SET TASK
Output every entry exactly as written, but omit the pictures.

=== ENTRIES SUPPLIED ===

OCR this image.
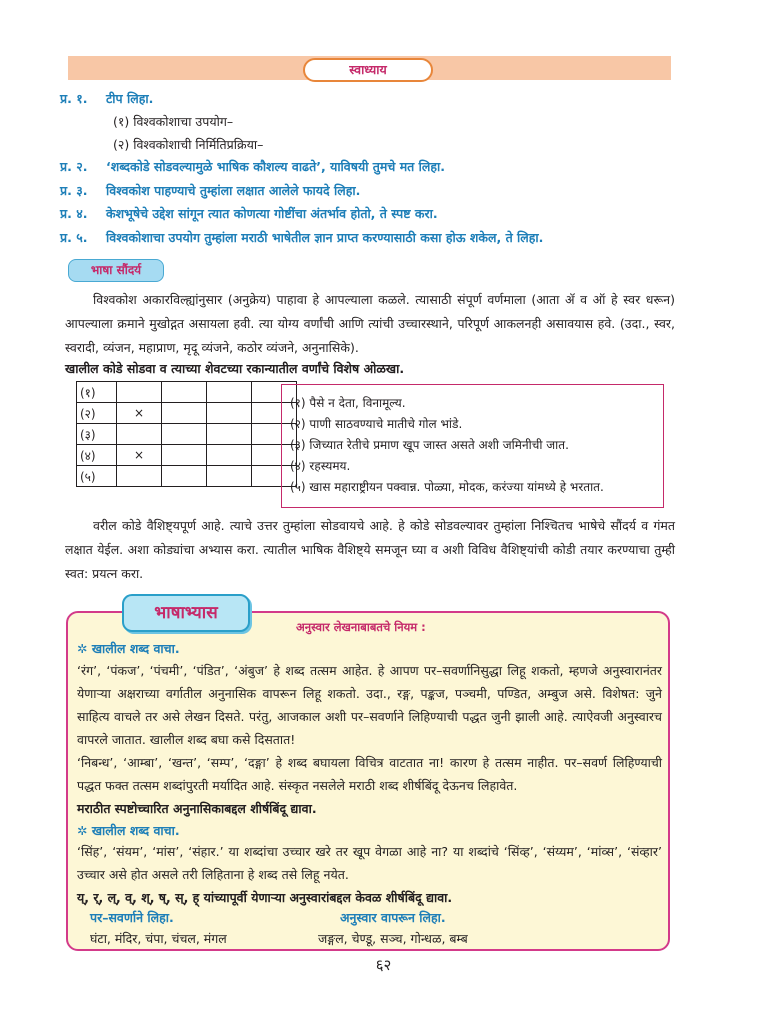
स्वाध्याय
प्र. १. टीप लिहा.
(१) विश्वकोशाचा उपयोग–
(२) विश्वकोशाची निर्मितिप्रक्रिया–
प्र. २. ‘शब्दकोडे सोडवल्यामुळे भाषिक कौशल्य वाढते’, याविषयी तुमचे मत लिहा.
प्र. ३. विश्वकोश पाहण्याचे तुम्हांला लक्षात आलेले फायदे लिहा.
प्र. ४. केशभूषेचे उद्देश सांगून त्यात कोणत्या गोष्टींचा अंतर्भाव होतो, ते स्पष्ट करा.
प्र. ५. विश्वकोशाचा उपयोग तुम्हांला मराठी भाषेतील ज्ञान प्राप्त करण्यासाठी कसा होऊ शकेल, ते लिहा.
भाषा सौंदर्य
विश्वकोश अकारविल्ह्यांनुसार (अनुक्रेय) पाहावा हे आपल्याला कळले. त्यासाठी संपूर्ण वर्णमाला (आता ॲ व ऑ हे स्वर धरून) आपल्याला क्रमाने मुखोद्गत असायला हवी. त्या योग्य वर्णांची आणि त्यांची उच्चारस्थाने, परिपूर्ण आकलनही असावयास हवे. (उदा., स्वर, स्वरादी, व्यंजन, महाप्राण, मृदू व्यंजने, कठोर व्यंजने, अनुनासिके).
खालील कोडे सोडवा व त्याच्या शेवटच्या रकान्यातील वर्णांचे विशेष ओळखा.
(१)				
(२)	×			
(३)				
(४)	×			
(५)				
(१) पैसे न देता, विनामूल्य.
(२) पाणी साठवण्याचे मातीचे गोल भांडे.
(३) जिच्यात रेतीचे प्रमाण खूप जास्त असते अशी जमिनीची जात.
(४) रहस्यमय.
(५) खास महाराष्ट्रीयन पक्वान्न. पोळ्या, मोदक, करंज्या यांमध्ये हे भरतात.
वरील कोडे वैशिष्ट्यपूर्ण आहे. त्याचे उत्तर तुम्हांला सोडवायचे आहे. हे कोडे सोडवल्यावर तुम्हांला निश्चितच भाषेचे सौंदर्य व गंमत लक्षात येईल. अशा कोड्यांचा अभ्यास करा. त्यातील भाषिक वैशिष्ट्ये समजून घ्या व अशी विविध वैशिष्ट्यांची कोडी तयार करण्याचा तुम्ही स्वत: प्रयत्न करा.
भाषाभ्यास
अनुस्वार लेखनाबाबतचे नियम :
✲ खालील शब्द वाचा.
‘रंग’, ‘पंकज’, ‘पंचमी’, ‘पंडित’, ‘अंबुज’ हे शब्द तत्सम आहेत. हे आपण पर–सवर्णानिसुद्धा लिहू शकतो, म्हणजे अनुस्वारानंतर येणाऱ्या अक्षराच्या वर्गातील अनुनासिक वापरून लिहू शकतो. उदा., रङ्ग, पङ्कज, पञ्चमी, पण्डित, अम्बुज असे. विशेषत: जुने साहित्य वाचले तर असे लेखन दिसते. परंतु, आजकाल अशी पर–सवर्णाने लिहिण्याची पद्धत जुनी झाली आहे. त्याऐवजी अनुस्वारच वापरले जातात. खालील शब्द बघा कसे दिसतात!
‘निबन्ध’, ‘आम्बा’, ‘खन्त’, ‘सम्प’, ‘दङ्गा’ हे शब्द बघायला विचित्र वाटतात ना! कारण हे तत्सम नाहीत. पर–सवर्ण लिहिण्याची पद्धत फक्त तत्सम शब्दांपुरती मर्यादित आहे. संस्कृत नसलेले मराठी शब्द शीर्षबिंदू देऊनच लिहावेत.
मराठीत स्पष्टोच्चारित अनुनासिकाबद्दल शीर्षबिंदू द्यावा.
✲ खालील शब्द वाचा.
‘सिंह’, ‘संयम’, ‘मांस’, ‘संहार.’ या शब्दांचा उच्चार खरे तर खूप वेगळा आहे ना? या शब्दांचे ‘सिंव्ह’, ‘संय्यम’, ‘मांव्स’, ‘संव्हार’ उच्चार असे होत असले तरी लिहिताना हे शब्द तसे लिहू नयेत.
य्, र्, ल्, व्, श्, ष्, स्, ह् यांच्यापूर्वी येणाऱ्या अनुस्वारांबद्दल केवळ शीर्षबिंदू द्यावा.
पर–सवर्णाने लिहा.
घंटा, मंदिर, चंपा, चंचल, मंगल
अनुस्वार वापरून लिहा.
जङ्गल, चेण्डू, सञ्च, गोन्धळ, बम्ब
६२
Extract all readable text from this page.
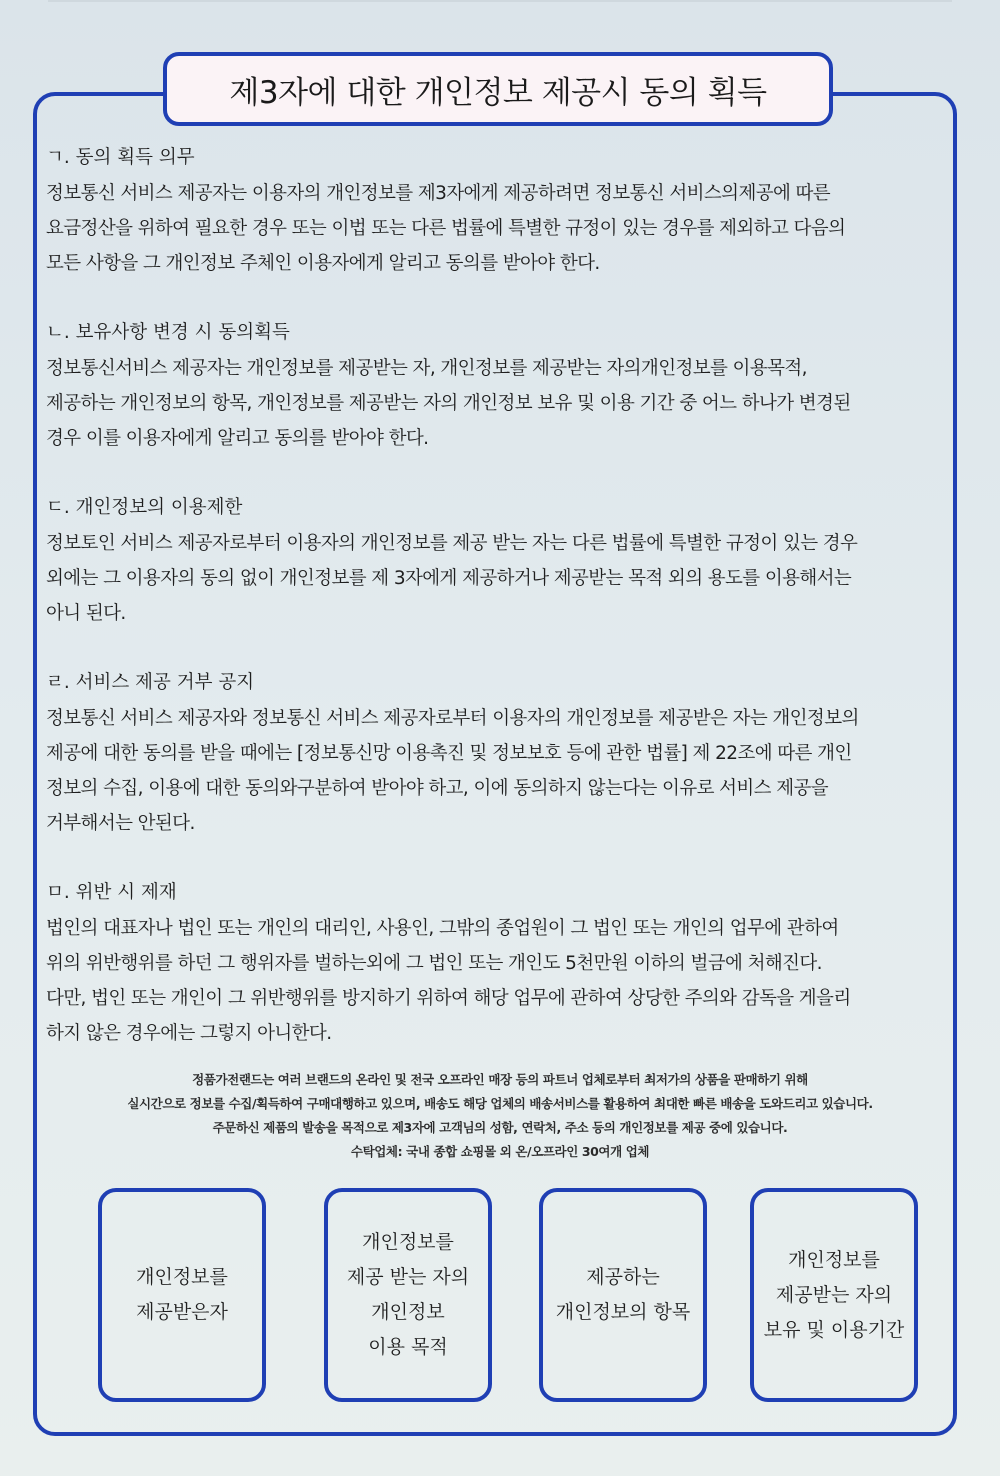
제3자에 대한 개인정보 제공시 동의 획득
ㄱ. 동의 획득 의무

정보통신 서비스 제공자는 이용자의 개인정보를 제3자에게 제공하려면 정보통신 서비스의제공에 따른
요금정산을 위하여 필요한 경우 또는 이법 또는 다른 법률에 특별한 규정이 있는 경우를 제외하고 다음의
모든 사항을 그 개인정보 주체인 이용자에게 알리고 동의를 받아야 한다.

ㄴ. 보유사항 변경 시 동의획득

정보통신서비스 제공자는 개인정보를 제공받는 자, 개인정보를 제공받는 자의개인정보를 이용목적,
제공하는 개인정보의 항목, 개인정보를 제공받는 자의 개인정보 보유 및 이용 기간 중 어느 하나가 변경된
경우 이를 이용자에게 알리고 동의를 받아야 한다.

ㄷ. 개인정보의 이용제한

정보토인 서비스 제공자로부터 이용자의 개인정보를 제공 받는 자는 다른 법률에 특별한 규정이 있는 경우
외에는 그 이용자의 동의 없이 개인정보를 제 3자에게 제공하거나 제공받는 목적 외의 용도를 이용해서는
아니 된다.

ㄹ. 서비스 제공 거부 공지

정보통신 서비스 제공자와 정보통신 서비스 제공자로부터 이용자의 개인정보를 제공받은 자는 개인정보의
제공에 대한 동의를 받을 때에는 [정보통신망 이용촉진 및 정보보호 등에 관한 법률] 제 22조에 따른 개인
정보의 수집, 이용에 대한 동의와구분하여 받아야 하고, 이에 동의하지 않는다는 이유로 서비스 제공을
거부해서는 안된다.

ㅁ. 위반 시 제재

법인의 대표자나 법인 또는 개인의 대리인, 사용인, 그밖의 종업원이 그 법인 또는 개인의 업무에 관하여
위의 위반행위를 하던 그 행위자를 벌하는외에 그 법인 또는 개인도 5천만원 이하의 벌금에 처해진다.
다만, 법인 또는 개인이 그 위반행위를 방지하기 위하여 해당 업무에 관하여 상당한 주의와 감독을 게을리
하지 않은 경우에는 그렇지 아니한다.

정품가전랜드는 여러 브랜드의 온라인 및 전국 오프라인 매장 등의 파트너 업체로부터 최저가의 상품을 판매하기 위해
실시간으로 정보를 수집/획득하여 구매대행하고 있으며, 배송도 해당 업체의 배송서비스를 활용하여 최대한 빠른 배송을 도와드리고 있습니다.
주문하신 제품의 발송을 목적으로 제3자에 고객님의 성함, 연락처, 주소 등의 개인정보를 제공 중에 있습니다.
수탁업체: 국내 종합 쇼핑몰 외 온/오프라인 30여개 업체
개인정보를
제공받은자
개인정보를
제공 받는 자의
개인정보
이용 목적
제공하는
개인정보의 항목
개인정보를
제공받는 자의
보유 및 이용기간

===

CORRECT RESPONSE
OCR this image.
स्वाध्याय
प्र. १. टीप लिहा.
(१) विश्वकोशाचा उपयोग–
(२) विश्वकोशाची निर्मितिप्रक्रिया–
प्र. २. ‘शब्दकोडे सोडवल्यामुळे भाषिक कौशल्य वाढते’, याविषयी तुमचे मत लिहा.
प्र. ३. विश्वकोश पाहण्याचे तुम्हांला लक्षात आलेले फायदे लिहा.
प्र. ४. केशभूषेचे उद्देश सांगून त्यात कोणत्या गोष्टींचा अंतर्भाव होतो, ते स्पष्ट करा.
प्र. ५. विश्वकोशाचा उपयोग तुम्हांला मराठी भाषेतील ज्ञान प्राप्त करण्यासाठी कसा होऊ शकेल, ते लिहा.
भाषा सौंदर्य
विश्वकोश अकारविल्ह्यांनुसार (अनुक्रेय) पाहावा हे आपल्याला कळले. त्यासाठी संपूर्ण वर्णमाला (आता ॲ व ऑ हे स्वर धरून) आपल्याला क्रमाने मुखोद्गत असायला हवी. त्या योग्य वर्णांची आणि त्यांची उच्चारस्थाने, परिपूर्ण आकलनही असावयास हवे. (उदा., स्वर, स्वरादी, व्यंजन, महाप्राण, मृदू व्यंजने, कठोर व्यंजने, अनुनासिके).
खालील कोडे सोडवा व त्याच्या शेवटच्या रकान्यातील वर्णांचे विशेष ओळखा.
(१)				
(२)	×			
(३)				
(४)	×			
(५)				
(१) पैसे न देता, विनामूल्य.
(२) पाणी साठवण्याचे मातीचे गोल भांडे.
(३) जिच्यात रेतीचे प्रमाण खूप जास्त असते अशी जमिनीची जात.
(४) रहस्यमय.
(५) खास महाराष्ट्रीयन पक्वान्न. पोळ्या, मोदक, करंज्या यांमध्ये हे भरतात.
वरील कोडे वैशिष्ट्यपूर्ण आहे. त्याचे उत्तर तुम्हांला सोडवायचे आहे. हे कोडे सोडवल्यावर तुम्हांला निश्चितच भाषेचे सौंदर्य व गंमत लक्षात येईल. अशा कोड्यांचा अभ्यास करा. त्यातील भाषिक वैशिष्ट्ये समजून घ्या व अशी विविध वैशिष्ट्यांची कोडी तयार करण्याचा तुम्ही स्वत: प्रयत्न करा.
भाषाभ्यास
अनुस्वार लेखनाबाबतचे नियम :
✲ खालील शब्द वाचा.
‘रंग’, ‘पंकज’, ‘पंचमी’, ‘पंडित’, ‘अंबुज’ हे शब्द तत्सम आहेत. हे आपण पर–सवर्णानिसुद्धा लिहू शकतो, म्हणजे अनुस्वारानंतर येणाऱ्या अक्षराच्या वर्गातील अनुनासिक वापरून लिहू शकतो. उदा., रङ्ग, पङ्कज, पञ्चमी, पण्डित, अम्बुज असे. विशेषत: जुने साहित्य वाचले तर असे लेखन दिसते. परंतु, आजकाल अशी पर–सवर्णाने लिहिण्याची पद्धत जुनी झाली आहे. त्याऐवजी अनुस्वारच वापरले जातात. खालील शब्द बघा कसे दिसतात!
‘निबन्ध’, ‘आम्बा’, ‘खन्त’, ‘सम्प’, ‘दङ्गा’ हे शब्द बघायला विचित्र वाटतात ना! कारण हे तत्सम नाहीत. पर–सवर्ण लिहिण्याची पद्धत फक्त तत्सम शब्दांपुरती मर्यादित आहे. संस्कृत नसलेले मराठी शब्द शीर्षबिंदू देऊनच लिहावेत.
मराठीत स्पष्टोच्चारित अनुनासिकाबद्दल शीर्षबिंदू द्यावा.
✲ खालील शब्द वाचा.
‘सिंह’, ‘संयम’, ‘मांस’, ‘संहार.’ या शब्दांचा उच्चार खरे तर खूप वेगळा आहे ना? या शब्दांचे ‘सिंव्ह’, ‘संय्यम’, ‘मांव्स’, ‘संव्हार’ उच्चार असे होत असले तरी लिहिताना हे शब्द तसे लिहू नयेत.
य्, र्, ल्, व्, श्, ष्, स्, ह् यांच्यापूर्वी येणाऱ्या अनुस्वारांबद्दल केवळ शीर्षबिंदू द्यावा.
पर–सवर्णाने लिहा.
घंटा, मंदिर, चंपा, चंचल, मंगल
अनुस्वार वापरून लिहा.
जङ्गल, चेण्डू, सञ्च, गोन्धळ, बम्ब
६२
Extract all readable text from this page.
제3자에 대한 개인정보 제공시 동의 획득
ㄱ. 동의 획득 의무

정보통신 서비스 제공자는 이용자의 개인정보를 제3자에게 제공하려면 정보통신 서비스의제공에 따른
요금정산을 위하여 필요한 경우 또는 이법 또는 다른 법률에 특별한 규정이 있는 경우를 제외하고 다음의
모든 사항을 그 개인정보 주체인 이용자에게 알리고 동의를 받아야 한다.

ㄴ. 보유사항 변경 시 동의획득

정보통신서비스 제공자는 개인정보를 제공받는 자, 개인정보를 제공받는 자의개인정보를 이용목적,
제공하는 개인정보의 항목, 개인정보를 제공받는 자의 개인정보 보유 및 이용 기간 중 어느 하나가 변경된
경우 이를 이용자에게 알리고 동의를 받아야 한다.

ㄷ. 개인정보의 이용제한

정보토인 서비스 제공자로부터 이용자의 개인정보를 제공 받는 자는 다른 법률에 특별한 규정이 있는 경우
외에는 그 이용자의 동의 없이 개인정보를 제 3자에게 제공하거나 제공받는 목적 외의 용도를 이용해서는
아니 된다.

ㄹ. 서비스 제공 거부 공지

정보통신 서비스 제공자와 정보통신 서비스 제공자로부터 이용자의 개인정보를 제공받은 자는 개인정보의
제공에 대한 동의를 받을 때에는 [정보통신망 이용촉진 및 정보보호 등에 관한 법률] 제 22조에 따른 개인
정보의 수집, 이용에 대한 동의와구분하여 받아야 하고, 이에 동의하지 않는다는 이유로 서비스 제공을
거부해서는 안된다.

ㅁ. 위반 시 제재

법인의 대표자나 법인 또는 개인의 대리인, 사용인, 그밖의 종업원이 그 법인 또는 개인의 업무에 관하여
위의 위반행위를 하던 그 행위자를 벌하는외에 그 법인 또는 개인도 5천만원 이하의 벌금에 처해진다.
다만, 법인 또는 개인이 그 위반행위를 방지하기 위하여 해당 업무에 관하여 상당한 주의와 감독을 게을리
하지 않은 경우에는 그렇지 아니한다.

정품가전랜드는 여러 브랜드의 온라인 및 전국 오프라인 매장 등의 파트너 업체로부터 최저가의 상품을 판매하기 위해
실시간으로 정보를 수집/획득하여 구매대행하고 있으며, 배송도 해당 업체의 배송서비스를 활용하여 최대한 빠른 배송을 도와드리고 있습니다.
주문하신 제품의 발송을 목적으로 제3자에 고객님의 성함, 연락처, 주소 등의 개인정보를 제공 중에 있습니다.
수탁업체: 국내 종합 쇼핑몰 외 온/오프라인 30여개 업체
개인정보를
제공받은자
개인정보를
제공 받는 자의
개인정보
이용 목적
제공하는
개인정보의 항목
개인정보를
제공받는 자의
보유 및 이용기간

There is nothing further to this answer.